Information supplied:
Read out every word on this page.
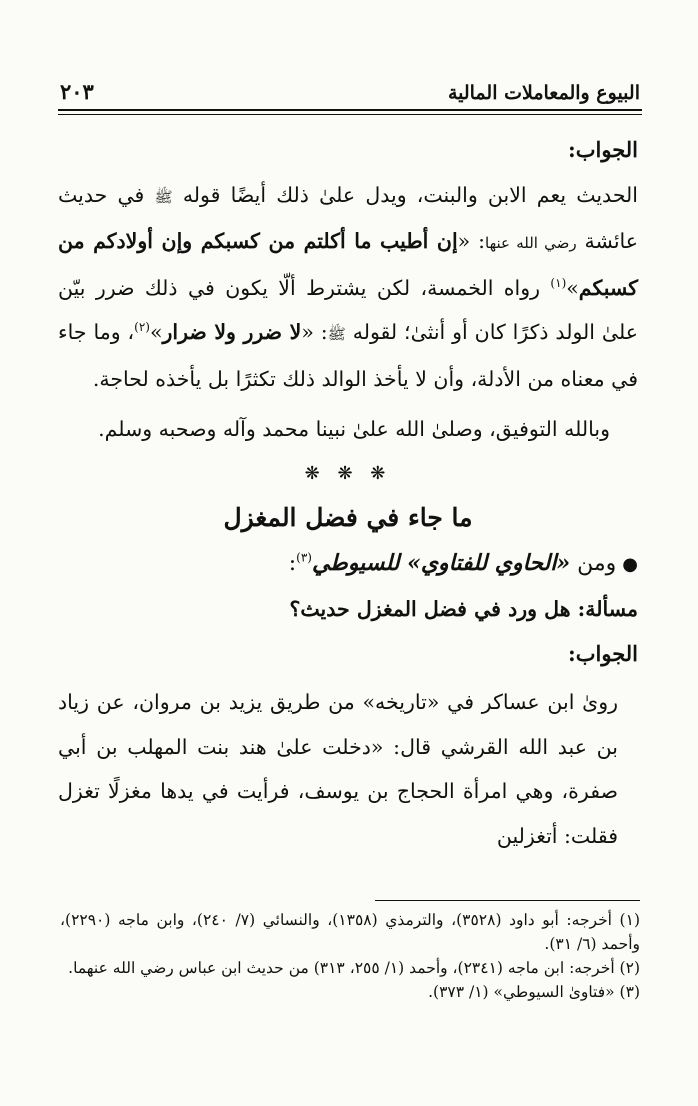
البيوع والمعاملات المالية
٢٠٣

الجواب:

الحديث يعم الابن والبنت، ويدل علىٰ ذلك أيضًا قوله ﷺ في حديث عائشة رضي الله عنها: «إن أطيب ما أكلتم من كسبكم وإن أولادكم من كسبكم»$^{(١)}$ رواه الخمسة، لكن يشترط ألّا يكون في ذلك ضرر بيّن علىٰ الولد ذكرًا كان أو أنثىٰ؛ لقوله ﷺ: «لا ضرر ولا ضرار»$^{(٢)}$، وما جاء في معناه من الأدلة، وأن لا يأخذ الوالد ذلك تكثرًا بل يأخذه لحاجة.

وبالله التوفيق، وصلىٰ الله علىٰ نبينا محمد وآله وصحبه وسلم.

❋ ❋ ❋

ما جاء في فضل المغزل

●ومن «الحاوي للفتاوي» للسيوطي$^{(٣)}$:

مسألة: هل ورد في فضل المغزل حديث؟

الجواب:

روىٰ ابن عساكر في «تاريخه» من طريق يزيد بن مروان، عن زياد بن عبد الله القرشي قال: «دخلت علىٰ هند بنت المهلب بن أبي صفرة، وهي امرأة الحجاج بن يوسف، فرأيت في يدها مغزلًا تغزل فقلت: أتغزلين

(١) أخرجه: أبو داود (٣٥٢٨)، والترمذي (١٣٥٨)، والنسائي (٧/ ٢٤٠)، وابن ماجه (٢٢٩٠)، وأحمد (٦/ ٣١).

(٢) أخرجه: ابن ماجه (٢٣٤١)، وأحمد (١/ ٢٥٥، ٣١٣) من حديث ابن عباس رضي الله عنهما.

(٣) «فتاوىٰ السيوطي» (١/ ٣٧٣).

Exercise:
Without including any picture, retype the entries exactly.

Expected answer:
Read out every word on this page.
البيوع والمعاملات المالية
٢٠٣

الجواب:

الحديث يعم الابن والبنت، ويدل علىٰ ذلك أيضًا قوله ﷺ في حديث عائشة رضي الله عنها: «إن أطيب ما أكلتم من كسبكم وإن أولادكم من كسبكم»$^{(١)}$ رواه الخمسة، لكن يشترط ألّا يكون في ذلك ضرر بيّن علىٰ الولد ذكرًا كان أو أنثىٰ؛ لقوله ﷺ: «لا ضرر ولا ضرار»$^{(٢)}$، وما جاء في معناه من الأدلة، وأن لا يأخذ الوالد ذلك تكثرًا بل يأخذه لحاجة.

وبالله التوفيق، وصلىٰ الله علىٰ نبينا محمد وآله وصحبه وسلم.

❋ ❋ ❋

ما جاء في فضل المغزل

●ومن «الحاوي للفتاوي» للسيوطي$^{(٣)}$:

مسألة: هل ورد في فضل المغزل حديث؟

الجواب:

روىٰ ابن عساكر في «تاريخه» من طريق يزيد بن مروان، عن زياد بن عبد الله القرشي قال: «دخلت علىٰ هند بنت المهلب بن أبي صفرة، وهي امرأة الحجاج بن يوسف، فرأيت في يدها مغزلًا تغزل فقلت: أتغزلين

(١) أخرجه: أبو داود (٣٥٢٨)، والترمذي (١٣٥٨)، والنسائي (٧/ ٢٤٠)، وابن ماجه (٢٢٩٠)، وأحمد (٦/ ٣١).

(٢) أخرجه: ابن ماجه (٢٣٤١)، وأحمد (١/ ٢٥٥، ٣١٣) من حديث ابن عباس رضي الله عنهما.

(٣) «فتاوىٰ السيوطي» (١/ ٣٧٣).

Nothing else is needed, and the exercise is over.